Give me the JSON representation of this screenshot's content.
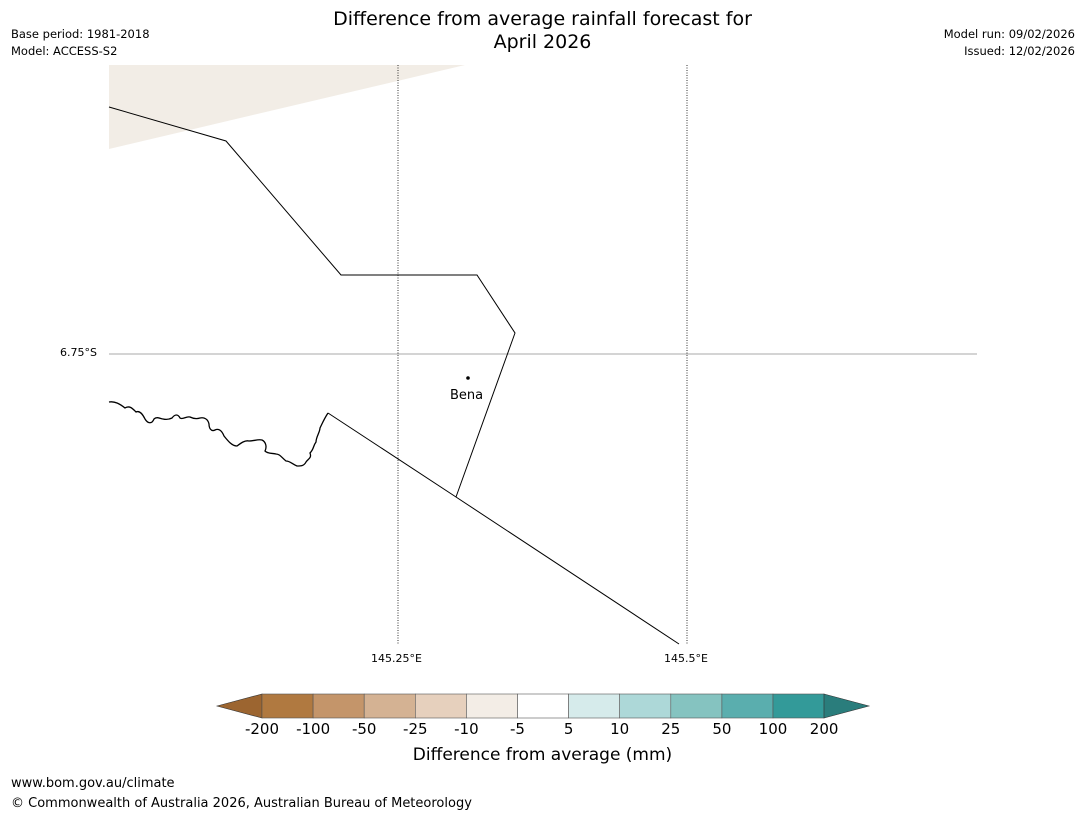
{
  "header": {
    "title_line1": "Difference from average rainfall forecast for",
    "title_line2": "April 2026",
    "base_period": "Base period: 1981-2018",
    "model": "Model: ACCESS-S2",
    "model_run": "Model run: 09/02/2026",
    "issued": "Issued: 12/02/2026"
  },
  "map": {
    "lat_label": "6.75°S",
    "lon_labels": [
      "145.25°E",
      "145.5°E"
    ],
    "place_label": "Bena",
    "shading_color": "#f2ede6",
    "border_color": "#000000",
    "grid_color": "#000000"
  },
  "legend": {
    "title": "Difference from average (mm)",
    "ticks": [
      "-200",
      "-100",
      "-50",
      "-25",
      "-10",
      "-5",
      "5",
      "10",
      "25",
      "50",
      "100",
      "200"
    ],
    "colors": [
      "#9c6530",
      "#b07940",
      "#c4956a",
      "#d4b293",
      "#e6d0bd",
      "#f3ede6",
      "#ffffff",
      "#d6ebeb",
      "#add8d8",
      "#85c3c0",
      "#5aaeae",
      "#339a99",
      "#2a7d7c"
    ]
  },
  "footer": {
    "url": "www.bom.gov.au/climate",
    "copyright": "© Commonwealth of Australia 2026, Australian Bureau of Meteorology"
  }
}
———
Exercise: Retype every entry verbatim and exclude the pictures from the copy.

The result:
Give me the JSON representation of this screenshot's content.
{
  "header": {
    "title_line1": "Difference from average rainfall forecast for",
    "title_line2": "April 2026",
    "base_period": "Base period: 1981-2018",
    "model": "Model: ACCESS-S2",
    "model_run": "Model run: 09/02/2026",
    "issued": "Issued: 12/02/2026"
  },
  "map": {
    "lat_label": "6.75°S",
    "lon_labels": [
      "145.25°E",
      "145.5°E"
    ],
    "place_label": "Bena",
    "shading_color": "#f2ede6",
    "border_color": "#000000",
    "grid_color": "#000000"
  },
  "legend": {
    "title": "Difference from average (mm)",
    "ticks": [
      "-200",
      "-100",
      "-50",
      "-25",
      "-10",
      "-5",
      "5",
      "10",
      "25",
      "50",
      "100",
      "200"
    ],
    "colors": [
      "#9c6530",
      "#b07940",
      "#c4956a",
      "#d4b293",
      "#e6d0bd",
      "#f3ede6",
      "#ffffff",
      "#d6ebeb",
      "#add8d8",
      "#85c3c0",
      "#5aaeae",
      "#339a99",
      "#2a7d7c"
    ]
  },
  "footer": {
    "url": "www.bom.gov.au/climate",
    "copyright": "© Commonwealth of Australia 2026, Australian Bureau of Meteorology"
  }
}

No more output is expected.